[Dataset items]

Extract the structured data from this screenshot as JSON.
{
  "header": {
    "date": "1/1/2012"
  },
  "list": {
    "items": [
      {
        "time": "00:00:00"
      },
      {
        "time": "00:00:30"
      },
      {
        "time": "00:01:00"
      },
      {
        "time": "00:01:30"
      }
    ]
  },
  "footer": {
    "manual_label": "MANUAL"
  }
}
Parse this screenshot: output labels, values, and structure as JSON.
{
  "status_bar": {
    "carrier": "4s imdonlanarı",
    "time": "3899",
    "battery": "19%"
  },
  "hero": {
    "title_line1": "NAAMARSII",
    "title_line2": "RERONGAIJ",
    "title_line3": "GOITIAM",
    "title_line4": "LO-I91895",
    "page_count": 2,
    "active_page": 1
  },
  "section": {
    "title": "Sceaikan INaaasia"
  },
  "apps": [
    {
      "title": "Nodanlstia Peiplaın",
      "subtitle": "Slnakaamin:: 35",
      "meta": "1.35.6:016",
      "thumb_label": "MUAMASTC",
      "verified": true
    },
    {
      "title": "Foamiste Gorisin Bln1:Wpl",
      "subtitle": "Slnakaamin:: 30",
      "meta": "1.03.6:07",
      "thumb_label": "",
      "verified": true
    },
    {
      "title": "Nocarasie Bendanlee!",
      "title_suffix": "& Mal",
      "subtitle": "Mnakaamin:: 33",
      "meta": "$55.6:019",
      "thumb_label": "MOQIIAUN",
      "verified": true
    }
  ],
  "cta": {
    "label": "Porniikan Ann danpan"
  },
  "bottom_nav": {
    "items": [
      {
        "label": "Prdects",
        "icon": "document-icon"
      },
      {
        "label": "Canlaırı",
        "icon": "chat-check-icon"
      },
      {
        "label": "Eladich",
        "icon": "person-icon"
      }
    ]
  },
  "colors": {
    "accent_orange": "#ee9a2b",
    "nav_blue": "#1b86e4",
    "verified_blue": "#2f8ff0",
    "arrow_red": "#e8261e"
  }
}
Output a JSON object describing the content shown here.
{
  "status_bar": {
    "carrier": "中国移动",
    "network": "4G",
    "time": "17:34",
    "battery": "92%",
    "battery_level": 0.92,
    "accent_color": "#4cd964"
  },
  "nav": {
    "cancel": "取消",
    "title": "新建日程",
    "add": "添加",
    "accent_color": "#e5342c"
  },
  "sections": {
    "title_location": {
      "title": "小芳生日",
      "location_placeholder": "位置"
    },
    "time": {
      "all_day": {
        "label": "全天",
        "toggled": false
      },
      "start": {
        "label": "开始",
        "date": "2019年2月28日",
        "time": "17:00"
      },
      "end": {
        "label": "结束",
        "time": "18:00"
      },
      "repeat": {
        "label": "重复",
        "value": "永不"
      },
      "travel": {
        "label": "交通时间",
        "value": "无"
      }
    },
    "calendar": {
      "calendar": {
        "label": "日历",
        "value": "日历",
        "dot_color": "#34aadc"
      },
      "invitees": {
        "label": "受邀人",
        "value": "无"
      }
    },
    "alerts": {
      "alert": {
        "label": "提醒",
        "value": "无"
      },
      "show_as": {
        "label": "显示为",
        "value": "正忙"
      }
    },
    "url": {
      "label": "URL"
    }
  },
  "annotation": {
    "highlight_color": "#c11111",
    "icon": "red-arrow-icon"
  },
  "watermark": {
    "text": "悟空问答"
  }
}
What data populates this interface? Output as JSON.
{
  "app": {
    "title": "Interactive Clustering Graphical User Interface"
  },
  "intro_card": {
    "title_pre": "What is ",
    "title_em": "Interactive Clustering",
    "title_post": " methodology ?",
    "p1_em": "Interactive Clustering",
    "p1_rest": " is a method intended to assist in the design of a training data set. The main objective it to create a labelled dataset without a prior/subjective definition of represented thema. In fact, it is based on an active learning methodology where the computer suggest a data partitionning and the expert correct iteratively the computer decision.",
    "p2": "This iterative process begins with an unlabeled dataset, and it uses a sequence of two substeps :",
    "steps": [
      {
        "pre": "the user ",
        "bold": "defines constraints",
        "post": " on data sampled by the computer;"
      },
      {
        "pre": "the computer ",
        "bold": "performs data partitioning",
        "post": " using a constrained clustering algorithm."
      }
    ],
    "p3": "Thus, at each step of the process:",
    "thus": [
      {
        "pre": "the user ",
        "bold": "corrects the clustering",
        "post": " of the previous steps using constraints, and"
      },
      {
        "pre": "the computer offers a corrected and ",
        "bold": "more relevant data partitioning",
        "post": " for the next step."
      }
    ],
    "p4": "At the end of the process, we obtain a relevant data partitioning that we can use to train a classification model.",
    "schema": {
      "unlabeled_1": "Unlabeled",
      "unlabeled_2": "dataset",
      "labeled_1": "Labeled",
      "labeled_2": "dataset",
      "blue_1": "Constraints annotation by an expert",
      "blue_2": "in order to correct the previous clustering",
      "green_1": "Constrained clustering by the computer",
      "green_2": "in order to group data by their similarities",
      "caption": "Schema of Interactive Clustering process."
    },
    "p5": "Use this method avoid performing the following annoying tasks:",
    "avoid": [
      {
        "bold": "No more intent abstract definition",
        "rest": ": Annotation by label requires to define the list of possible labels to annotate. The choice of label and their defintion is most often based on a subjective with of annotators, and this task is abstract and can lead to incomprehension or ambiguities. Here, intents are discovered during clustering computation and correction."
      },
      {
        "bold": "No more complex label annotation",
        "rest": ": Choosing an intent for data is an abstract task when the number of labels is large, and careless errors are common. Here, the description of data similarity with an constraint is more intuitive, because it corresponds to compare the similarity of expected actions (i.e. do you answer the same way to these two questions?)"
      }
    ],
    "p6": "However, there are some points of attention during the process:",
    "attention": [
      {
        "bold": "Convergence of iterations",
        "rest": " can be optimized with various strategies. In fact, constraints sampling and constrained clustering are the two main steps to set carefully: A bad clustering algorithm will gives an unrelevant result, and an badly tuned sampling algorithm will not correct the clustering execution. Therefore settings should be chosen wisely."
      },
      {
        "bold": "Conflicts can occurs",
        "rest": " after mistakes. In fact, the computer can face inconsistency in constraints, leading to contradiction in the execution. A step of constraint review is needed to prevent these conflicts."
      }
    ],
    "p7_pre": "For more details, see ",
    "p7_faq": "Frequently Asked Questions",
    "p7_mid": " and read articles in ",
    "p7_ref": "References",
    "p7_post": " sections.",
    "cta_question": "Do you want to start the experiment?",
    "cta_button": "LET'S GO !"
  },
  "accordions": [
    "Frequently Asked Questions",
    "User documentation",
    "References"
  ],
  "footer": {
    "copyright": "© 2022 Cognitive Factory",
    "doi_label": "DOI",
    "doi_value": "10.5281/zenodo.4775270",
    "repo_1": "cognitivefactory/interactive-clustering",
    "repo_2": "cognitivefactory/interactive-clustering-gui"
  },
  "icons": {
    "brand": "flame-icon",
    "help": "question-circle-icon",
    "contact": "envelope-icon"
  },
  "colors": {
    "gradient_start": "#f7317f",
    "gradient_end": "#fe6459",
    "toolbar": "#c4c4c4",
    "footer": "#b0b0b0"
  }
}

▸ **SET PROBLEM**: Return each entry from the material above exactly as it appears.

▸ **ANSWER FOR THE TASK**:
Extract the structured data from this screenshot as JSON.
{
  "header": {
    "date": "1/1/2012"
  },
  "list": {
    "items": [
      {
        "time": "00:00:00"
      },
      {
        "time": "00:00:30"
      },
      {
        "time": "00:01:00"
      },
      {
        "time": "00:01:30"
      }
    ]
  },
  "footer": {
    "manual_label": "MANUAL"
  }
}
Parse this screenshot: output labels, values, and structure as JSON.
{
  "status_bar": {
    "carrier": "4s imdonlanarı",
    "time": "3899",
    "battery": "19%"
  },
  "hero": {
    "title_line1": "NAAMARSII",
    "title_line2": "RERONGAIJ",
    "title_line3": "GOITIAM",
    "title_line4": "LO-I91895",
    "page_count": 2,
    "active_page": 1
  },
  "section": {
    "title": "Sceaikan INaaasia"
  },
  "apps": [
    {
      "title": "Nodanlstia Peiplaın",
      "subtitle": "Slnakaamin:: 35",
      "meta": "1.35.6:016",
      "thumb_label": "MUAMASTC",
      "verified": true
    },
    {
      "title": "Foamiste Gorisin Bln1:Wpl",
      "subtitle": "Slnakaamin:: 30",
      "meta": "1.03.6:07",
      "thumb_label": "",
      "verified": true
    },
    {
      "title": "Nocarasie Bendanlee!",
      "title_suffix": "& Mal",
      "subtitle": "Mnakaamin:: 33",
      "meta": "$55.6:019",
      "thumb_label": "MOQIIAUN",
      "verified": true
    }
  ],
  "cta": {
    "label": "Porniikan Ann danpan"
  },
  "bottom_nav": {
    "items": [
      {
        "label": "Prdects",
        "icon": "document-icon"
      },
      {
        "label": "Canlaırı",
        "icon": "chat-check-icon"
      },
      {
        "label": "Eladich",
        "icon": "person-icon"
      }
    ]
  },
  "colors": {
    "accent_orange": "#ee9a2b",
    "nav_blue": "#1b86e4",
    "verified_blue": "#2f8ff0",
    "arrow_red": "#e8261e"
  }
}
Output a JSON object describing the content shown here.
{
  "status_bar": {
    "carrier": "中国移动",
    "network": "4G",
    "time": "17:34",
    "battery": "92%",
    "battery_level": 0.92,
    "accent_color": "#4cd964"
  },
  "nav": {
    "cancel": "取消",
    "title": "新建日程",
    "add": "添加",
    "accent_color": "#e5342c"
  },
  "sections": {
    "title_location": {
      "title": "小芳生日",
      "location_placeholder": "位置"
    },
    "time": {
      "all_day": {
        "label": "全天",
        "toggled": false
      },
      "start": {
        "label": "开始",
        "date": "2019年2月28日",
        "time": "17:00"
      },
      "end": {
        "label": "结束",
        "time": "18:00"
      },
      "repeat": {
        "label": "重复",
        "value": "永不"
      },
      "travel": {
        "label": "交通时间",
        "value": "无"
      }
    },
    "calendar": {
      "calendar": {
        "label": "日历",
        "value": "日历",
        "dot_color": "#34aadc"
      },
      "invitees": {
        "label": "受邀人",
        "value": "无"
      }
    },
    "alerts": {
      "alert": {
        "label": "提醒",
        "value": "无"
      },
      "show_as": {
        "label": "显示为",
        "value": "正忙"
      }
    },
    "url": {
      "label": "URL"
    }
  },
  "annotation": {
    "highlight_color": "#c11111",
    "icon": "red-arrow-icon"
  },
  "watermark": {
    "text": "悟空问答"
  }
}
What data populates this interface? Output as JSON.
{
  "app": {
    "title": "Interactive Clustering Graphical User Interface"
  },
  "intro_card": {
    "title_pre": "What is ",
    "title_em": "Interactive Clustering",
    "title_post": " methodology ?",
    "p1_em": "Interactive Clustering",
    "p1_rest": " is a method intended to assist in the design of a training data set. The main objective it to create a labelled dataset without a prior/subjective definition of represented thema. In fact, it is based on an active learning methodology where the computer suggest a data partitionning and the expert correct iteratively the computer decision.",
    "p2": "This iterative process begins with an unlabeled dataset, and it uses a sequence of two substeps :",
    "steps": [
      {
        "pre": "the user ",
        "bold": "defines constraints",
        "post": " on data sampled by the computer;"
      },
      {
        "pre": "the computer ",
        "bold": "performs data partitioning",
        "post": " using a constrained clustering algorithm."
      }
    ],
    "p3": "Thus, at each step of the process:",
    "thus": [
      {
        "pre": "the user ",
        "bold": "corrects the clustering",
        "post": " of the previous steps using constraints, and"
      },
      {
        "pre": "the computer offers a corrected and ",
        "bold": "more relevant data partitioning",
        "post": " for the next step."
      }
    ],
    "p4": "At the end of the process, we obtain a relevant data partitioning that we can use to train a classification model.",
    "schema": {
      "unlabeled_1": "Unlabeled",
      "unlabeled_2": "dataset",
      "labeled_1": "Labeled",
      "labeled_2": "dataset",
      "blue_1": "Constraints annotation by an expert",
      "blue_2": "in order to correct the previous clustering",
      "green_1": "Constrained clustering by the computer",
      "green_2": "in order to group data by their similarities",
      "caption": "Schema of Interactive Clustering process."
    },
    "p5": "Use this method avoid performing the following annoying tasks:",
    "avoid": [
      {
        "bold": "No more intent abstract definition",
        "rest": ": Annotation by label requires to define the list of possible labels to annotate. The choice of label and their defintion is most often based on a subjective with of annotators, and this task is abstract and can lead to incomprehension or ambiguities. Here, intents are discovered during clustering computation and correction."
      },
      {
        "bold": "No more complex label annotation",
        "rest": ": Choosing an intent for data is an abstract task when the number of labels is large, and careless errors are common. Here, the description of data similarity with an constraint is more intuitive, because it corresponds to compare the similarity of expected actions (i.e. do you answer the same way to these two questions?)"
      }
    ],
    "p6": "However, there are some points of attention during the process:",
    "attention": [
      {
        "bold": "Convergence of iterations",
        "rest": " can be optimized with various strategies. In fact, constraints sampling and constrained clustering are the two main steps to set carefully: A bad clustering algorithm will gives an unrelevant result, and an badly tuned sampling algorithm will not correct the clustering execution. Therefore settings should be chosen wisely."
      },
      {
        "bold": "Conflicts can occurs",
        "rest": " after mistakes. In fact, the computer can face inconsistency in constraints, leading to contradiction in the execution. A step of constraint review is needed to prevent these conflicts."
      }
    ],
    "p7_pre": "For more details, see ",
    "p7_faq": "Frequently Asked Questions",
    "p7_mid": " and read articles in ",
    "p7_ref": "References",
    "p7_post": " sections.",
    "cta_question": "Do you want to start the experiment?",
    "cta_button": "LET'S GO !"
  },
  "accordions": [
    "Frequently Asked Questions",
    "User documentation",
    "References"
  ],
  "footer": {
    "copyright": "© 2022 Cognitive Factory",
    "doi_label": "DOI",
    "doi_value": "10.5281/zenodo.4775270",
    "repo_1": "cognitivefactory/interactive-clustering",
    "repo_2": "cognitivefactory/interactive-clustering-gui"
  },
  "icons": {
    "brand": "flame-icon",
    "help": "question-circle-icon",
    "contact": "envelope-icon"
  },
  "colors": {
    "gradient_start": "#f7317f",
    "gradient_end": "#fe6459",
    "toolbar": "#c4c4c4",
    "footer": "#b0b0b0"
  }
}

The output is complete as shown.